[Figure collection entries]
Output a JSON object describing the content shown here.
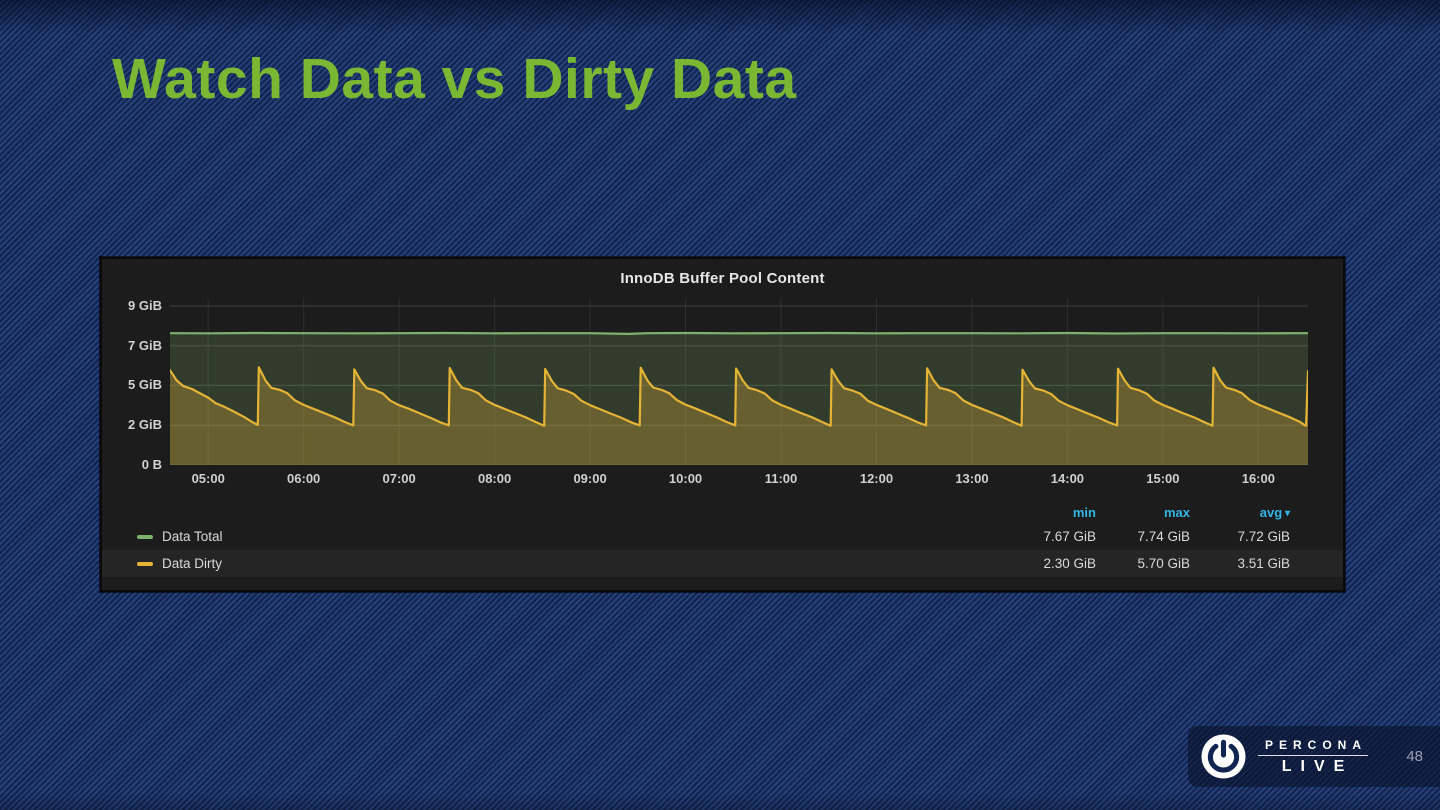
{
  "slide": {
    "title": "Watch Data vs Dirty Data",
    "page_number": "48",
    "colors": {
      "title_green": "#7ab733",
      "background_blue": "#20407a",
      "background_stripe": "#15265a"
    }
  },
  "branding": {
    "name_top": "PERCONA",
    "name_bottom": "LIVE",
    "icon": "power-icon"
  },
  "chart_data": {
    "type": "area",
    "title": "InnoDB Buffer Pool Content",
    "xlabel": "",
    "ylabel": "",
    "x_unit": "time of day (hours)",
    "xlim": [
      4.6,
      16.52
    ],
    "ylim": [
      0,
      9.78
    ],
    "grid": true,
    "legend_position": "bottom-table",
    "legend_columns": [
      "min",
      "max",
      "avg"
    ],
    "legend_sort_column": "avg",
    "x_ticks": [
      {
        "t": 5,
        "label": "05:00"
      },
      {
        "t": 6,
        "label": "06:00"
      },
      {
        "t": 7,
        "label": "07:00"
      },
      {
        "t": 8,
        "label": "08:00"
      },
      {
        "t": 9,
        "label": "09:00"
      },
      {
        "t": 10,
        "label": "10:00"
      },
      {
        "t": 11,
        "label": "11:00"
      },
      {
        "t": 12,
        "label": "12:00"
      },
      {
        "t": 13,
        "label": "13:00"
      },
      {
        "t": 14,
        "label": "14:00"
      },
      {
        "t": 15,
        "label": "15:00"
      },
      {
        "t": 16,
        "label": "16:00"
      }
    ],
    "y_ticks": [
      {
        "v": 9.31,
        "label": "9 GiB"
      },
      {
        "v": 6.98,
        "label": "7 GiB"
      },
      {
        "v": 4.66,
        "label": "5 GiB"
      },
      {
        "v": 2.33,
        "label": "2 GiB"
      },
      {
        "v": 0,
        "label": "0 B"
      }
    ],
    "series": [
      {
        "name": "Data Total",
        "color": "#7eb26d",
        "fill": "rgba(126,178,109,0.22)",
        "row_highlight": false,
        "stats": {
          "min": "7.67 GiB",
          "max": "7.74 GiB",
          "avg": "7.72 GiB"
        },
        "points": [
          [
            4.6,
            7.72
          ],
          [
            5.0,
            7.71
          ],
          [
            5.5,
            7.73
          ],
          [
            6.0,
            7.72
          ],
          [
            6.5,
            7.71
          ],
          [
            7.0,
            7.72
          ],
          [
            7.5,
            7.73
          ],
          [
            8.0,
            7.71
          ],
          [
            8.5,
            7.72
          ],
          [
            9.0,
            7.72
          ],
          [
            9.4,
            7.68
          ],
          [
            9.6,
            7.72
          ],
          [
            10.0,
            7.73
          ],
          [
            10.5,
            7.71
          ],
          [
            11.0,
            7.72
          ],
          [
            11.5,
            7.73
          ],
          [
            12.0,
            7.71
          ],
          [
            12.5,
            7.72
          ],
          [
            13.0,
            7.72
          ],
          [
            13.5,
            7.71
          ],
          [
            14.0,
            7.73
          ],
          [
            14.5,
            7.7
          ],
          [
            15.0,
            7.72
          ],
          [
            15.5,
            7.72
          ],
          [
            16.0,
            7.71
          ],
          [
            16.52,
            7.72
          ]
        ]
      },
      {
        "name": "Data Dirty",
        "color": "#e5b335",
        "fill": "rgba(229,179,53,0.30)",
        "row_highlight": true,
        "stats": {
          "min": "2.30 GiB",
          "max": "5.70 GiB",
          "avg": "3.51 GiB"
        },
        "points": [
          [
            4.6,
            5.55
          ],
          [
            4.67,
            4.95
          ],
          [
            4.74,
            4.62
          ],
          [
            4.83,
            4.45
          ],
          [
            4.92,
            4.18
          ],
          [
            5.0,
            3.95
          ],
          [
            5.08,
            3.62
          ],
          [
            5.18,
            3.38
          ],
          [
            5.28,
            3.1
          ],
          [
            5.38,
            2.8
          ],
          [
            5.46,
            2.52
          ],
          [
            5.52,
            2.35
          ],
          [
            5.53,
            5.72
          ],
          [
            5.6,
            4.95
          ],
          [
            5.66,
            4.52
          ],
          [
            5.75,
            4.4
          ],
          [
            5.83,
            4.2
          ],
          [
            5.91,
            3.78
          ],
          [
            6.0,
            3.52
          ],
          [
            6.1,
            3.3
          ],
          [
            6.21,
            3.05
          ],
          [
            6.33,
            2.78
          ],
          [
            6.43,
            2.52
          ],
          [
            6.52,
            2.32
          ],
          [
            6.53,
            5.6
          ],
          [
            6.6,
            4.92
          ],
          [
            6.66,
            4.5
          ],
          [
            6.75,
            4.38
          ],
          [
            6.83,
            4.18
          ],
          [
            6.91,
            3.76
          ],
          [
            7.0,
            3.5
          ],
          [
            7.1,
            3.3
          ],
          [
            7.21,
            3.04
          ],
          [
            7.33,
            2.76
          ],
          [
            7.43,
            2.5
          ],
          [
            7.52,
            2.32
          ],
          [
            7.53,
            5.68
          ],
          [
            7.6,
            4.95
          ],
          [
            7.66,
            4.52
          ],
          [
            7.75,
            4.4
          ],
          [
            7.83,
            4.2
          ],
          [
            7.91,
            3.78
          ],
          [
            8.0,
            3.52
          ],
          [
            8.1,
            3.3
          ],
          [
            8.21,
            3.05
          ],
          [
            8.33,
            2.78
          ],
          [
            8.43,
            2.52
          ],
          [
            8.52,
            2.3
          ],
          [
            8.53,
            5.62
          ],
          [
            8.6,
            4.92
          ],
          [
            8.66,
            4.5
          ],
          [
            8.75,
            4.36
          ],
          [
            8.83,
            4.16
          ],
          [
            8.91,
            3.76
          ],
          [
            9.0,
            3.5
          ],
          [
            9.1,
            3.28
          ],
          [
            9.21,
            3.02
          ],
          [
            9.33,
            2.76
          ],
          [
            9.43,
            2.5
          ],
          [
            9.52,
            2.32
          ],
          [
            9.53,
            5.7
          ],
          [
            9.6,
            4.96
          ],
          [
            9.66,
            4.54
          ],
          [
            9.75,
            4.4
          ],
          [
            9.83,
            4.2
          ],
          [
            9.91,
            3.8
          ],
          [
            10.0,
            3.54
          ],
          [
            10.1,
            3.32
          ],
          [
            10.21,
            3.06
          ],
          [
            10.33,
            2.78
          ],
          [
            10.43,
            2.52
          ],
          [
            10.52,
            2.32
          ],
          [
            10.53,
            5.65
          ],
          [
            10.6,
            4.94
          ],
          [
            10.66,
            4.52
          ],
          [
            10.75,
            4.38
          ],
          [
            10.83,
            4.18
          ],
          [
            10.91,
            3.78
          ],
          [
            11.0,
            3.52
          ],
          [
            11.1,
            3.3
          ],
          [
            11.21,
            3.04
          ],
          [
            11.33,
            2.78
          ],
          [
            11.43,
            2.52
          ],
          [
            11.52,
            2.3
          ],
          [
            11.53,
            5.6
          ],
          [
            11.6,
            4.92
          ],
          [
            11.66,
            4.5
          ],
          [
            11.75,
            4.36
          ],
          [
            11.83,
            4.18
          ],
          [
            11.91,
            3.76
          ],
          [
            12.0,
            3.52
          ],
          [
            12.1,
            3.3
          ],
          [
            12.21,
            3.04
          ],
          [
            12.33,
            2.76
          ],
          [
            12.43,
            2.5
          ],
          [
            12.52,
            2.32
          ],
          [
            12.53,
            5.66
          ],
          [
            12.6,
            4.94
          ],
          [
            12.66,
            4.52
          ],
          [
            12.75,
            4.4
          ],
          [
            12.83,
            4.2
          ],
          [
            12.91,
            3.78
          ],
          [
            13.0,
            3.52
          ],
          [
            13.1,
            3.3
          ],
          [
            13.21,
            3.05
          ],
          [
            13.33,
            2.78
          ],
          [
            13.43,
            2.52
          ],
          [
            13.52,
            2.3
          ],
          [
            13.53,
            5.58
          ],
          [
            13.6,
            4.9
          ],
          [
            13.66,
            4.48
          ],
          [
            13.75,
            4.36
          ],
          [
            13.83,
            4.16
          ],
          [
            13.91,
            3.76
          ],
          [
            14.0,
            3.5
          ],
          [
            14.1,
            3.28
          ],
          [
            14.21,
            3.02
          ],
          [
            14.33,
            2.76
          ],
          [
            14.43,
            2.5
          ],
          [
            14.52,
            2.32
          ],
          [
            14.53,
            5.64
          ],
          [
            14.6,
            4.94
          ],
          [
            14.66,
            4.52
          ],
          [
            14.75,
            4.38
          ],
          [
            14.83,
            4.18
          ],
          [
            14.91,
            3.78
          ],
          [
            15.0,
            3.52
          ],
          [
            15.1,
            3.3
          ],
          [
            15.21,
            3.04
          ],
          [
            15.33,
            2.78
          ],
          [
            15.43,
            2.52
          ],
          [
            15.52,
            2.3
          ],
          [
            15.53,
            5.7
          ],
          [
            15.6,
            4.96
          ],
          [
            15.66,
            4.54
          ],
          [
            15.75,
            4.4
          ],
          [
            15.83,
            4.2
          ],
          [
            15.91,
            3.8
          ],
          [
            16.0,
            3.54
          ],
          [
            16.1,
            3.32
          ],
          [
            16.21,
            3.06
          ],
          [
            16.33,
            2.8
          ],
          [
            16.43,
            2.54
          ],
          [
            16.49,
            2.32
          ],
          [
            16.5,
            2.3
          ],
          [
            16.52,
            5.5
          ]
        ]
      }
    ]
  }
}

■ Exercise objective:
Locate each line containing the string "fill" and show it.

■ Final result:
        "fill": "rgba(126,178,109,0.22)",
        "fill": "rgba(229,179,53,0.30)",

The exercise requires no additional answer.